## Begin DATA EXCERPTS

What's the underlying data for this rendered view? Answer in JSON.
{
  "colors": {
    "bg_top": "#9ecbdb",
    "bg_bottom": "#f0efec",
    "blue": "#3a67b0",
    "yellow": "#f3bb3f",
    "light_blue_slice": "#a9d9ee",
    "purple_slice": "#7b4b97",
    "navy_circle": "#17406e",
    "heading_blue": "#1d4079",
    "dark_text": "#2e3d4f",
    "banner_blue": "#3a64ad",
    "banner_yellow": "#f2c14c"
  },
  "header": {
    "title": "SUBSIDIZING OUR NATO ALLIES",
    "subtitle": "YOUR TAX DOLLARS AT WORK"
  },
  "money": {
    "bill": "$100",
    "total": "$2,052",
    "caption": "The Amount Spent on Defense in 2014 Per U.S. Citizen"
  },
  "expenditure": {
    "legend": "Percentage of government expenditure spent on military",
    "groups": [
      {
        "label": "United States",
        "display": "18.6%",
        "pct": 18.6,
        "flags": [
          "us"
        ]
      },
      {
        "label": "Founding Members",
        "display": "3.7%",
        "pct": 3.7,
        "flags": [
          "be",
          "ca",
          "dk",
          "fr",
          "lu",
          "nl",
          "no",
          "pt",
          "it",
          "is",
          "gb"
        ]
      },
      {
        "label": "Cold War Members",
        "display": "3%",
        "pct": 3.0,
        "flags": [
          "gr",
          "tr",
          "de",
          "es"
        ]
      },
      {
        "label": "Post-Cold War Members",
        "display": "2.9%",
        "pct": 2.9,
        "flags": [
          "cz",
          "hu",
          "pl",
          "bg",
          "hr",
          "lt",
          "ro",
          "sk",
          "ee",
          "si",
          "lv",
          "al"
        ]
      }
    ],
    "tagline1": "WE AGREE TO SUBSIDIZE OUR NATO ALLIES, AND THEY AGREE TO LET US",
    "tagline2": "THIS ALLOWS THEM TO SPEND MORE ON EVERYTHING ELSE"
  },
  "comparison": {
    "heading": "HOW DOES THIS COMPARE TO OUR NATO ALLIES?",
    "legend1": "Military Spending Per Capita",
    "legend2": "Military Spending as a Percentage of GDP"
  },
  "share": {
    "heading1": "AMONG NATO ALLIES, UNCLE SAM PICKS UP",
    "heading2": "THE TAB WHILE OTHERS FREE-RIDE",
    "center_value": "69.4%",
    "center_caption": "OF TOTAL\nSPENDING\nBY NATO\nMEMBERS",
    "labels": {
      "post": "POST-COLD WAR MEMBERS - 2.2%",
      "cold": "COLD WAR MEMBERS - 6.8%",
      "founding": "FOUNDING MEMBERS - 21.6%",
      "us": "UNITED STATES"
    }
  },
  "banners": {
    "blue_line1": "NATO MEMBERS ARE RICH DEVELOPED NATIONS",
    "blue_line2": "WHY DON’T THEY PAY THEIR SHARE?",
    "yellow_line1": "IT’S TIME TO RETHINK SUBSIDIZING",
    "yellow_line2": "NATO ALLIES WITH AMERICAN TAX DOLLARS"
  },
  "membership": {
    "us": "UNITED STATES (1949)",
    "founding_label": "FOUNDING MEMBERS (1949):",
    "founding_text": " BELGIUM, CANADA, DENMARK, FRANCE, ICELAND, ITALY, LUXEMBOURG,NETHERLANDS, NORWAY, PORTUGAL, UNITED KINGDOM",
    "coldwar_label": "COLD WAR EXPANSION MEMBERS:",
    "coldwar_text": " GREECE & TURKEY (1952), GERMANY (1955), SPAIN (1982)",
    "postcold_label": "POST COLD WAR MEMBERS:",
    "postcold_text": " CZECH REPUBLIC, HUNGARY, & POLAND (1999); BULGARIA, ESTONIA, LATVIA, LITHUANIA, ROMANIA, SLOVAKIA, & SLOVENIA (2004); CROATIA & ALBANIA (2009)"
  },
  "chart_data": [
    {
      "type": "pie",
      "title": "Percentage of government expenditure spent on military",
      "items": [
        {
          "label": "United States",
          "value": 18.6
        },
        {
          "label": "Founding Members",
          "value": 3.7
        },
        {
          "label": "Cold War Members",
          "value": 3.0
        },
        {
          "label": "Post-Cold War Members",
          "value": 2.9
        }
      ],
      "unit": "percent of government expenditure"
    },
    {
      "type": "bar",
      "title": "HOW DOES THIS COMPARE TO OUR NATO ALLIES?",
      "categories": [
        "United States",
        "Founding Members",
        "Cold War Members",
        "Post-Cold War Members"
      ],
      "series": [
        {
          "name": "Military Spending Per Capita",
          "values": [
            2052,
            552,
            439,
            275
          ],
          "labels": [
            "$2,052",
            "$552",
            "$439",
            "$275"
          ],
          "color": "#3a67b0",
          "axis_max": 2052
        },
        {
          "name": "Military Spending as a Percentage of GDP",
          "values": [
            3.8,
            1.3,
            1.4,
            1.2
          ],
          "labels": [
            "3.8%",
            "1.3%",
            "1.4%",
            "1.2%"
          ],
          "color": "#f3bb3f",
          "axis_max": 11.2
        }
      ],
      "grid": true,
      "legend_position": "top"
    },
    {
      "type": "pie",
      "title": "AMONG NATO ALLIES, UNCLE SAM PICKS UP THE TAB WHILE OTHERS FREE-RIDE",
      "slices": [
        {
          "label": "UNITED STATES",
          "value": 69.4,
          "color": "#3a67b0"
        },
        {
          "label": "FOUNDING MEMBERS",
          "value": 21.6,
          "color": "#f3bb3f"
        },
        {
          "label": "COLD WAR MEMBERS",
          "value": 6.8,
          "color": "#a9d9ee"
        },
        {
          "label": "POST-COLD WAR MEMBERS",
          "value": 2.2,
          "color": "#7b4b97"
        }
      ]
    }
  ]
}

## End DATA EXCERPTS

● **EXERCISE BRIEF**
All of the lines above need to be given again exactly.

● **EXERCISE RESPONSE**
What's the underlying data for this rendered view? Answer in JSON.
{
  "colors": {
    "bg_top": "#9ecbdb",
    "bg_bottom": "#f0efec",
    "blue": "#3a67b0",
    "yellow": "#f3bb3f",
    "light_blue_slice": "#a9d9ee",
    "purple_slice": "#7b4b97",
    "navy_circle": "#17406e",
    "heading_blue": "#1d4079",
    "dark_text": "#2e3d4f",
    "banner_blue": "#3a64ad",
    "banner_yellow": "#f2c14c"
  },
  "header": {
    "title": "SUBSIDIZING OUR NATO ALLIES",
    "subtitle": "YOUR TAX DOLLARS AT WORK"
  },
  "money": {
    "bill": "$100",
    "total": "$2,052",
    "caption": "The Amount Spent on Defense in 2014 Per U.S. Citizen"
  },
  "expenditure": {
    "legend": "Percentage of government expenditure spent on military",
    "groups": [
      {
        "label": "United States",
        "display": "18.6%",
        "pct": 18.6,
        "flags": [
          "us"
        ]
      },
      {
        "label": "Founding Members",
        "display": "3.7%",
        "pct": 3.7,
        "flags": [
          "be",
          "ca",
          "dk",
          "fr",
          "lu",
          "nl",
          "no",
          "pt",
          "it",
          "is",
          "gb"
        ]
      },
      {
        "label": "Cold War Members",
        "display": "3%",
        "pct": 3.0,
        "flags": [
          "gr",
          "tr",
          "de",
          "es"
        ]
      },
      {
        "label": "Post-Cold War Members",
        "display": "2.9%",
        "pct": 2.9,
        "flags": [
          "cz",
          "hu",
          "pl",
          "bg",
          "hr",
          "lt",
          "ro",
          "sk",
          "ee",
          "si",
          "lv",
          "al"
        ]
      }
    ],
    "tagline1": "WE AGREE TO SUBSIDIZE OUR NATO ALLIES, AND THEY AGREE TO LET US",
    "tagline2": "THIS ALLOWS THEM TO SPEND MORE ON EVERYTHING ELSE"
  },
  "comparison": {
    "heading": "HOW DOES THIS COMPARE TO OUR NATO ALLIES?",
    "legend1": "Military Spending Per Capita",
    "legend2": "Military Spending as a Percentage of GDP"
  },
  "share": {
    "heading1": "AMONG NATO ALLIES, UNCLE SAM PICKS UP",
    "heading2": "THE TAB WHILE OTHERS FREE-RIDE",
    "center_value": "69.4%",
    "center_caption": "OF TOTAL\nSPENDING\nBY NATO\nMEMBERS",
    "labels": {
      "post": "POST-COLD WAR MEMBERS - 2.2%",
      "cold": "COLD WAR MEMBERS - 6.8%",
      "founding": "FOUNDING MEMBERS - 21.6%",
      "us": "UNITED STATES"
    }
  },
  "banners": {
    "blue_line1": "NATO MEMBERS ARE RICH DEVELOPED NATIONS",
    "blue_line2": "WHY DON’T THEY PAY THEIR SHARE?",
    "yellow_line1": "IT’S TIME TO RETHINK SUBSIDIZING",
    "yellow_line2": "NATO ALLIES WITH AMERICAN TAX DOLLARS"
  },
  "membership": {
    "us": "UNITED STATES (1949)",
    "founding_label": "FOUNDING MEMBERS (1949):",
    "founding_text": " BELGIUM, CANADA, DENMARK, FRANCE, ICELAND, ITALY, LUXEMBOURG,NETHERLANDS, NORWAY, PORTUGAL, UNITED KINGDOM",
    "coldwar_label": "COLD WAR EXPANSION MEMBERS:",
    "coldwar_text": " GREECE & TURKEY (1952), GERMANY (1955), SPAIN (1982)",
    "postcold_label": "POST COLD WAR MEMBERS:",
    "postcold_text": " CZECH REPUBLIC, HUNGARY, & POLAND (1999); BULGARIA, ESTONIA, LATVIA, LITHUANIA, ROMANIA, SLOVAKIA, & SLOVENIA (2004); CROATIA & ALBANIA (2009)"
  },
  "chart_data": [
    {
      "type": "pie",
      "title": "Percentage of government expenditure spent on military",
      "items": [
        {
          "label": "United States",
          "value": 18.6
        },
        {
          "label": "Founding Members",
          "value": 3.7
        },
        {
          "label": "Cold War Members",
          "value": 3.0
        },
        {
          "label": "Post-Cold War Members",
          "value": 2.9
        }
      ],
      "unit": "percent of government expenditure"
    },
    {
      "type": "bar",
      "title": "HOW DOES THIS COMPARE TO OUR NATO ALLIES?",
      "categories": [
        "United States",
        "Founding Members",
        "Cold War Members",
        "Post-Cold War Members"
      ],
      "series": [
        {
          "name": "Military Spending Per Capita",
          "values": [
            2052,
            552,
            439,
            275
          ],
          "labels": [
            "$2,052",
            "$552",
            "$439",
            "$275"
          ],
          "color": "#3a67b0",
          "axis_max": 2052
        },
        {
          "name": "Military Spending as a Percentage of GDP",
          "values": [
            3.8,
            1.3,
            1.4,
            1.2
          ],
          "labels": [
            "3.8%",
            "1.3%",
            "1.4%",
            "1.2%"
          ],
          "color": "#f3bb3f",
          "axis_max": 11.2
        }
      ],
      "grid": true,
      "legend_position": "top"
    },
    {
      "type": "pie",
      "title": "AMONG NATO ALLIES, UNCLE SAM PICKS UP THE TAB WHILE OTHERS FREE-RIDE",
      "slices": [
        {
          "label": "UNITED STATES",
          "value": 69.4,
          "color": "#3a67b0"
        },
        {
          "label": "FOUNDING MEMBERS",
          "value": 21.6,
          "color": "#f3bb3f"
        },
        {
          "label": "COLD WAR MEMBERS",
          "value": 6.8,
          "color": "#a9d9ee"
        },
        {
          "label": "POST-COLD WAR MEMBERS",
          "value": 2.2,
          "color": "#7b4b97"
        }
      ]
    }
  ]
}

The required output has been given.